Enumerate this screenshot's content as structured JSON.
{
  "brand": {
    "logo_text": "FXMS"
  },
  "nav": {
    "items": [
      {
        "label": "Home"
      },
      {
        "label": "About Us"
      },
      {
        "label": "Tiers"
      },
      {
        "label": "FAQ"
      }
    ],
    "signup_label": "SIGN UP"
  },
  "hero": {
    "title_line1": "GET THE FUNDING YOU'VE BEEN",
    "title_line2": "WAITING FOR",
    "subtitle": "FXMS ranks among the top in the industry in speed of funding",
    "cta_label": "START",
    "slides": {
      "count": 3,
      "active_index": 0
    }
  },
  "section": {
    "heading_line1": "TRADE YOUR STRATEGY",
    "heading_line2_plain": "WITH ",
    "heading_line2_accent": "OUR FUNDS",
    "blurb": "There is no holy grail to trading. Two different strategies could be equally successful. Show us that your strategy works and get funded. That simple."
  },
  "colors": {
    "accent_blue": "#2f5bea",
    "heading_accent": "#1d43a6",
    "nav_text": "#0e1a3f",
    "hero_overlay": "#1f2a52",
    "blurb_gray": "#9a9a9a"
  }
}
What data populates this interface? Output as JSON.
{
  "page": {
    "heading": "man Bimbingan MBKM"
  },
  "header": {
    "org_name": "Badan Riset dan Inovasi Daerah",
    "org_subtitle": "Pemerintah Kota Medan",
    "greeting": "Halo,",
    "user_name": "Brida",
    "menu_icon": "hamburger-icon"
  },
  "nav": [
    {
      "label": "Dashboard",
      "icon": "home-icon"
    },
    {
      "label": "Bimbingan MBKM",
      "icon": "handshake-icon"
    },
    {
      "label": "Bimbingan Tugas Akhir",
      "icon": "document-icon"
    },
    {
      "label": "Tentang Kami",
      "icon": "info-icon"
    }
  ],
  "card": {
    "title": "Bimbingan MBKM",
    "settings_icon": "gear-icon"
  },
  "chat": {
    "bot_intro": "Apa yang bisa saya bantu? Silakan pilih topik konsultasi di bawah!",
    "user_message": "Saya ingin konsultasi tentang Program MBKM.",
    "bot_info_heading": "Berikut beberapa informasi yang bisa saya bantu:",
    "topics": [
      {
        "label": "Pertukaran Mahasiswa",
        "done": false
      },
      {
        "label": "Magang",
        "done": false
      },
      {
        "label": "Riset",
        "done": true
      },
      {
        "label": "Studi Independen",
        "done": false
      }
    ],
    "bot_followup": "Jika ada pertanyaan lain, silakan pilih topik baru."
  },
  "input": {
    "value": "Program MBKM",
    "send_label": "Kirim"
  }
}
⁂
Job: Please reproduce each line exactly as written.

Correct response:
Enumerate this screenshot's content as structured JSON.
{
  "brand": {
    "logo_text": "FXMS"
  },
  "nav": {
    "items": [
      {
        "label": "Home"
      },
      {
        "label": "About Us"
      },
      {
        "label": "Tiers"
      },
      {
        "label": "FAQ"
      }
    ],
    "signup_label": "SIGN UP"
  },
  "hero": {
    "title_line1": "GET THE FUNDING YOU'VE BEEN",
    "title_line2": "WAITING FOR",
    "subtitle": "FXMS ranks among the top in the industry in speed of funding",
    "cta_label": "START",
    "slides": {
      "count": 3,
      "active_index": 0
    }
  },
  "section": {
    "heading_line1": "TRADE YOUR STRATEGY",
    "heading_line2_plain": "WITH ",
    "heading_line2_accent": "OUR FUNDS",
    "blurb": "There is no holy grail to trading. Two different strategies could be equally successful. Show us that your strategy works and get funded. That simple."
  },
  "colors": {
    "accent_blue": "#2f5bea",
    "heading_accent": "#1d43a6",
    "nav_text": "#0e1a3f",
    "hero_overlay": "#1f2a52",
    "blurb_gray": "#9a9a9a"
  }
}
What data populates this interface? Output as JSON.
{
  "page": {
    "heading": "man Bimbingan MBKM"
  },
  "header": {
    "org_name": "Badan Riset dan Inovasi Daerah",
    "org_subtitle": "Pemerintah Kota Medan",
    "greeting": "Halo,",
    "user_name": "Brida",
    "menu_icon": "hamburger-icon"
  },
  "nav": [
    {
      "label": "Dashboard",
      "icon": "home-icon"
    },
    {
      "label": "Bimbingan MBKM",
      "icon": "handshake-icon"
    },
    {
      "label": "Bimbingan Tugas Akhir",
      "icon": "document-icon"
    },
    {
      "label": "Tentang Kami",
      "icon": "info-icon"
    }
  ],
  "card": {
    "title": "Bimbingan MBKM",
    "settings_icon": "gear-icon"
  },
  "chat": {
    "bot_intro": "Apa yang bisa saya bantu? Silakan pilih topik konsultasi di bawah!",
    "user_message": "Saya ingin konsultasi tentang Program MBKM.",
    "bot_info_heading": "Berikut beberapa informasi yang bisa saya bantu:",
    "topics": [
      {
        "label": "Pertukaran Mahasiswa",
        "done": false
      },
      {
        "label": "Magang",
        "done": false
      },
      {
        "label": "Riset",
        "done": true
      },
      {
        "label": "Studi Independen",
        "done": false
      }
    ],
    "bot_followup": "Jika ada pertanyaan lain, silakan pilih topik baru."
  },
  "input": {
    "value": "Program MBKM",
    "send_label": "Kirim"
  }
}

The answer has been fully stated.